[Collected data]
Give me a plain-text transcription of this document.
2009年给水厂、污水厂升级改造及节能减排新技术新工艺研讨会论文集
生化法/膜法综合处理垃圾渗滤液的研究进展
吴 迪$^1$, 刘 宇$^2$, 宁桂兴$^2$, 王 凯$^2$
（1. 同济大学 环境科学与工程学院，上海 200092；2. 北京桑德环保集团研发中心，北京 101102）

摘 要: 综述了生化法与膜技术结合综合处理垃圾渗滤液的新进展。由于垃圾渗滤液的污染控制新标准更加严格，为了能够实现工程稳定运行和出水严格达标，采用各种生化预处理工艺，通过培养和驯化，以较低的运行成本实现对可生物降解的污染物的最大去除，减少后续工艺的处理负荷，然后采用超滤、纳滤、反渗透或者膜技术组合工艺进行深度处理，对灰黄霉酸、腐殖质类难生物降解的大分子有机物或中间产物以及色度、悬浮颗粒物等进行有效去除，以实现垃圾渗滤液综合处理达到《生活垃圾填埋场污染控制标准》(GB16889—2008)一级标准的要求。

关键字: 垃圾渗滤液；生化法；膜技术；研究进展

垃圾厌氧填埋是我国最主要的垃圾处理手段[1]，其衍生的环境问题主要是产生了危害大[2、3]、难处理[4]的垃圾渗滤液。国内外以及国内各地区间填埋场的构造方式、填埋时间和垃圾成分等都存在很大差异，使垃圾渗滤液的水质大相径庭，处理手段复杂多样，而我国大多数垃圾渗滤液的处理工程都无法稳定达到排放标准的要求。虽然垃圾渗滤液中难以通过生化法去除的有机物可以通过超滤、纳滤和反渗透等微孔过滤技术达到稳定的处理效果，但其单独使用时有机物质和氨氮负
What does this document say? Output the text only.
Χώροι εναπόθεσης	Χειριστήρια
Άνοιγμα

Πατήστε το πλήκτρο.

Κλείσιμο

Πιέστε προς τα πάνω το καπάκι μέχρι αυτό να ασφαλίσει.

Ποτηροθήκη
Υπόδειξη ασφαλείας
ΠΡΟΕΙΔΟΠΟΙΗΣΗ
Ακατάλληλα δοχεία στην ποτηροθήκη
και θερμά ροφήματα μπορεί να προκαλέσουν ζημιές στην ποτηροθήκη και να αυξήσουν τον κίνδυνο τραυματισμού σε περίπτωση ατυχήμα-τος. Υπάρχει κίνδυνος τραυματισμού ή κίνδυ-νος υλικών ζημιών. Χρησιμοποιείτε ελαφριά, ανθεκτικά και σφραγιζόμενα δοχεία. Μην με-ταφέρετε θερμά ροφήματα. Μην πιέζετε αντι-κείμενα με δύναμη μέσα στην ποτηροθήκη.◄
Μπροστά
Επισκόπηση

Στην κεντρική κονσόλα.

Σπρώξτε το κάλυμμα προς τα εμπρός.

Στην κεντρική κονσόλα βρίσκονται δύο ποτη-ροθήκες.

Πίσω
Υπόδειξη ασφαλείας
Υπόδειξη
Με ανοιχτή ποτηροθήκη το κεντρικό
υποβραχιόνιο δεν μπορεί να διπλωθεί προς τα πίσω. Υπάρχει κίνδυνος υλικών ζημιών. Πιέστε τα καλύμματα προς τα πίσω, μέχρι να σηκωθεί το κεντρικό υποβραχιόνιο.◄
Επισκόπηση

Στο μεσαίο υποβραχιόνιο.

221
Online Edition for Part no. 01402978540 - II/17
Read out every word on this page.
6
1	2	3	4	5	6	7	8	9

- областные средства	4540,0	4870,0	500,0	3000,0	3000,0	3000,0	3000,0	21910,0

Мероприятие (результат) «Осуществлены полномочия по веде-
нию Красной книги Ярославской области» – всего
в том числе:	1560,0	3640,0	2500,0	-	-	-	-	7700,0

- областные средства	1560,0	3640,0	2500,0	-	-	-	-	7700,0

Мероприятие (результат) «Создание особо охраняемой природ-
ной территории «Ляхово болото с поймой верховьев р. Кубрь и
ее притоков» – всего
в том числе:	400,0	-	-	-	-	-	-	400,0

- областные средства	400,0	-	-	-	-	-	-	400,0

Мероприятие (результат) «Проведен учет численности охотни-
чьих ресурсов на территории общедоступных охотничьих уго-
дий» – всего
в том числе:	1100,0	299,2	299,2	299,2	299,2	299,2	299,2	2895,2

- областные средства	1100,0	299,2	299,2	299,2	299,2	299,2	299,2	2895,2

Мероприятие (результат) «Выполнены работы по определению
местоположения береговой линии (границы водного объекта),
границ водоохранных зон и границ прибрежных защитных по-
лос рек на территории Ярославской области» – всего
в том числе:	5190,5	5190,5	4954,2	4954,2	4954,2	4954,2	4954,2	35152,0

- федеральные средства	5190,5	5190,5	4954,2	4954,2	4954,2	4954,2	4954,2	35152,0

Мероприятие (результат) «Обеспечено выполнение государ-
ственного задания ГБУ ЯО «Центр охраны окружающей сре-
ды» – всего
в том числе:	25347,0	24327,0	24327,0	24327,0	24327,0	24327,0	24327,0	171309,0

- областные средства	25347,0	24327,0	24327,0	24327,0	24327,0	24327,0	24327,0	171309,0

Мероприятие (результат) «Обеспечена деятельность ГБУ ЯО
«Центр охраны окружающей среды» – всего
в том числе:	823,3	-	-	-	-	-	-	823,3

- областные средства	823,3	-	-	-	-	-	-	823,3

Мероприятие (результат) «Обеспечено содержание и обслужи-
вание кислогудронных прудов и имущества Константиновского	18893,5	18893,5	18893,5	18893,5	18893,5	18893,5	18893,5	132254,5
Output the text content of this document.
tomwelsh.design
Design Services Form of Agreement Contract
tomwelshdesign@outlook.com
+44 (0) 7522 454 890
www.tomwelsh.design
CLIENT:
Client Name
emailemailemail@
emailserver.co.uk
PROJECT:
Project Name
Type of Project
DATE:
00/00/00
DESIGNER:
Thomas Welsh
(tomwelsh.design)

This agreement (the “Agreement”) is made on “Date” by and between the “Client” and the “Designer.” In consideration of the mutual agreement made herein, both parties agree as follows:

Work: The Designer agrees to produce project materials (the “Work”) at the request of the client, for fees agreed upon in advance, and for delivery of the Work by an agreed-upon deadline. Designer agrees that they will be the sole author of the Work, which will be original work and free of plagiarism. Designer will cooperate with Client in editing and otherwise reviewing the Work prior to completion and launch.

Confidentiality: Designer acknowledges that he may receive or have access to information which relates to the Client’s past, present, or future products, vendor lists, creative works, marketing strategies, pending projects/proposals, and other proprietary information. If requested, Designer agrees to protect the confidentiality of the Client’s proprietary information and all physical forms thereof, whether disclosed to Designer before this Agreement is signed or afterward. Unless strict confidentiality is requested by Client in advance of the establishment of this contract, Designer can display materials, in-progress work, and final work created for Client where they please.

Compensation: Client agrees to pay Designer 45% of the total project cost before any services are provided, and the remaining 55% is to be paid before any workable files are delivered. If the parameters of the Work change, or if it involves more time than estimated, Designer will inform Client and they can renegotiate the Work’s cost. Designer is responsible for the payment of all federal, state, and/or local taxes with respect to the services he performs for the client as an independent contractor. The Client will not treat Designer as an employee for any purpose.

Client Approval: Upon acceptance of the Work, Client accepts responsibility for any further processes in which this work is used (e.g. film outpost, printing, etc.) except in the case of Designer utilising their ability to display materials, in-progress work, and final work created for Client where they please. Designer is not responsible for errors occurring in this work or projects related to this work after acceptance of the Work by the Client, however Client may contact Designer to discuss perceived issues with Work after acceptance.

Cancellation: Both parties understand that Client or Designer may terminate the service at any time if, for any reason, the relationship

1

### [PROBLEM DETAILS]
Exactly as shown, repeat every record.

### [ANSWER TO THIS PROBLEM]
Give me a plain-text transcription of this document.
2009年给水厂、污水厂升级改造及节能减排新技术新工艺研讨会论文集
生化法/膜法综合处理垃圾渗滤液的研究进展
吴 迪$^1$, 刘 宇$^2$, 宁桂兴$^2$, 王 凯$^2$
（1. 同济大学 环境科学与工程学院，上海 200092；2. 北京桑德环保集团研发中心，北京 101102）

摘 要: 综述了生化法与膜技术结合综合处理垃圾渗滤液的新进展。由于垃圾渗滤液的污染控制新标准更加严格，为了能够实现工程稳定运行和出水严格达标，采用各种生化预处理工艺，通过培养和驯化，以较低的运行成本实现对可生物降解的污染物的最大去除，减少后续工艺的处理负荷，然后采用超滤、纳滤、反渗透或者膜技术组合工艺进行深度处理，对灰黄霉酸、腐殖质类难生物降解的大分子有机物或中间产物以及色度、悬浮颗粒物等进行有效去除，以实现垃圾渗滤液综合处理达到《生活垃圾填埋场污染控制标准》(GB16889—2008)一级标准的要求。

关键字: 垃圾渗滤液；生化法；膜技术；研究进展

垃圾厌氧填埋是我国最主要的垃圾处理手段[1]，其衍生的环境问题主要是产生了危害大[2、3]、难处理[4]的垃圾渗滤液。国内外以及国内各地区间填埋场的构造方式、填埋时间和垃圾成分等都存在很大差异，使垃圾渗滤液的水质大相径庭，处理手段复杂多样，而我国大多数垃圾渗滤液的处理工程都无法稳定达到排放标准的要求。虽然垃圾渗滤液中难以通过生化法去除的有机物可以通过超滤、纳滤和反渗透等微孔过滤技术达到稳定的处理效果，但其单独使用时有机物质和氨氮负
What does this document say? Output the text only.
Χώροι εναπόθεσης	Χειριστήρια
Άνοιγμα

Πατήστε το πλήκτρο.

Κλείσιμο

Πιέστε προς τα πάνω το καπάκι μέχρι αυτό να ασφαλίσει.

Ποτηροθήκη
Υπόδειξη ασφαλείας
ΠΡΟΕΙΔΟΠΟΙΗΣΗ
Ακατάλληλα δοχεία στην ποτηροθήκη
και θερμά ροφήματα μπορεί να προκαλέσουν ζημιές στην ποτηροθήκη και να αυξήσουν τον κίνδυνο τραυματισμού σε περίπτωση ατυχήμα-τος. Υπάρχει κίνδυνος τραυματισμού ή κίνδυ-νος υλικών ζημιών. Χρησιμοποιείτε ελαφριά, ανθεκτικά και σφραγιζόμενα δοχεία. Μην με-ταφέρετε θερμά ροφήματα. Μην πιέζετε αντι-κείμενα με δύναμη μέσα στην ποτηροθήκη.◄
Μπροστά
Επισκόπηση

Στην κεντρική κονσόλα.

Σπρώξτε το κάλυμμα προς τα εμπρός.

Στην κεντρική κονσόλα βρίσκονται δύο ποτη-ροθήκες.

Πίσω
Υπόδειξη ασφαλείας
Υπόδειξη
Με ανοιχτή ποτηροθήκη το κεντρικό
υποβραχιόνιο δεν μπορεί να διπλωθεί προς τα πίσω. Υπάρχει κίνδυνος υλικών ζημιών. Πιέστε τα καλύμματα προς τα πίσω, μέχρι να σηκωθεί το κεντρικό υποβραχιόνιο.◄
Επισκόπηση

Στο μεσαίο υποβραχιόνιο.

221
Online Edition for Part no. 01402978540 - II/17
Read out every word on this page.
6
1	2	3	4	5	6	7	8	9

- областные средства	4540,0	4870,0	500,0	3000,0	3000,0	3000,0	3000,0	21910,0

Мероприятие (результат) «Осуществлены полномочия по веде-
нию Красной книги Ярославской области» – всего
в том числе:	1560,0	3640,0	2500,0	-	-	-	-	7700,0

- областные средства	1560,0	3640,0	2500,0	-	-	-	-	7700,0

Мероприятие (результат) «Создание особо охраняемой природ-
ной территории «Ляхово болото с поймой верховьев р. Кубрь и
ее притоков» – всего
в том числе:	400,0	-	-	-	-	-	-	400,0

- областные средства	400,0	-	-	-	-	-	-	400,0

Мероприятие (результат) «Проведен учет численности охотни-
чьих ресурсов на территории общедоступных охотничьих уго-
дий» – всего
в том числе:	1100,0	299,2	299,2	299,2	299,2	299,2	299,2	2895,2

- областные средства	1100,0	299,2	299,2	299,2	299,2	299,2	299,2	2895,2

Мероприятие (результат) «Выполнены работы по определению
местоположения береговой линии (границы водного объекта),
границ водоохранных зон и границ прибрежных защитных по-
лос рек на территории Ярославской области» – всего
в том числе:	5190,5	5190,5	4954,2	4954,2	4954,2	4954,2	4954,2	35152,0

- федеральные средства	5190,5	5190,5	4954,2	4954,2	4954,2	4954,2	4954,2	35152,0

Мероприятие (результат) «Обеспечено выполнение государ-
ственного задания ГБУ ЯО «Центр охраны окружающей сре-
ды» – всего
в том числе:	25347,0	24327,0	24327,0	24327,0	24327,0	24327,0	24327,0	171309,0

- областные средства	25347,0	24327,0	24327,0	24327,0	24327,0	24327,0	24327,0	171309,0

Мероприятие (результат) «Обеспечена деятельность ГБУ ЯО
«Центр охраны окружающей среды» – всего
в том числе:	823,3	-	-	-	-	-	-	823,3

- областные средства	823,3	-	-	-	-	-	-	823,3

Мероприятие (результат) «Обеспечено содержание и обслужи-
вание кислогудронных прудов и имущества Константиновского	18893,5	18893,5	18893,5	18893,5	18893,5	18893,5	18893,5	132254,5
Output the text content of this document.
tomwelsh.design
Design Services Form of Agreement Contract
tomwelshdesign@outlook.com
+44 (0) 7522 454 890
www.tomwelsh.design
CLIENT:
Client Name
emailemailemail@
emailserver.co.uk
PROJECT:
Project Name
Type of Project
DATE:
00/00/00
DESIGNER:
Thomas Welsh
(tomwelsh.design)

This agreement (the “Agreement”) is made on “Date” by and between the “Client” and the “Designer.” In consideration of the mutual agreement made herein, both parties agree as follows:

Work: The Designer agrees to produce project materials (the “Work”) at the request of the client, for fees agreed upon in advance, and for delivery of the Work by an agreed-upon deadline. Designer agrees that they will be the sole author of the Work, which will be original work and free of plagiarism. Designer will cooperate with Client in editing and otherwise reviewing the Work prior to completion and launch.

Confidentiality: Designer acknowledges that he may receive or have access to information which relates to the Client’s past, present, or future products, vendor lists, creative works, marketing strategies, pending projects/proposals, and other proprietary information. If requested, Designer agrees to protect the confidentiality of the Client’s proprietary information and all physical forms thereof, whether disclosed to Designer before this Agreement is signed or afterward. Unless strict confidentiality is requested by Client in advance of the establishment of this contract, Designer can display materials, in-progress work, and final work created for Client where they please.

Compensation: Client agrees to pay Designer 45% of the total project cost before any services are provided, and the remaining 55% is to be paid before any workable files are delivered. If the parameters of the Work change, or if it involves more time than estimated, Designer will inform Client and they can renegotiate the Work’s cost. Designer is responsible for the payment of all federal, state, and/or local taxes with respect to the services he performs for the client as an independent contractor. The Client will not treat Designer as an employee for any purpose.

Client Approval: Upon acceptance of the Work, Client accepts responsibility for any further processes in which this work is used (e.g. film outpost, printing, etc.) except in the case of Designer utilising their ability to display materials, in-progress work, and final work created for Client where they please. Designer is not responsible for errors occurring in this work or projects related to this work after acceptance of the Work by the Client, however Client may contact Designer to discuss perceived issues with Work after acceptance.

Cancellation: Both parties understand that Client or Designer may terminate the service at any time if, for any reason, the relationship

1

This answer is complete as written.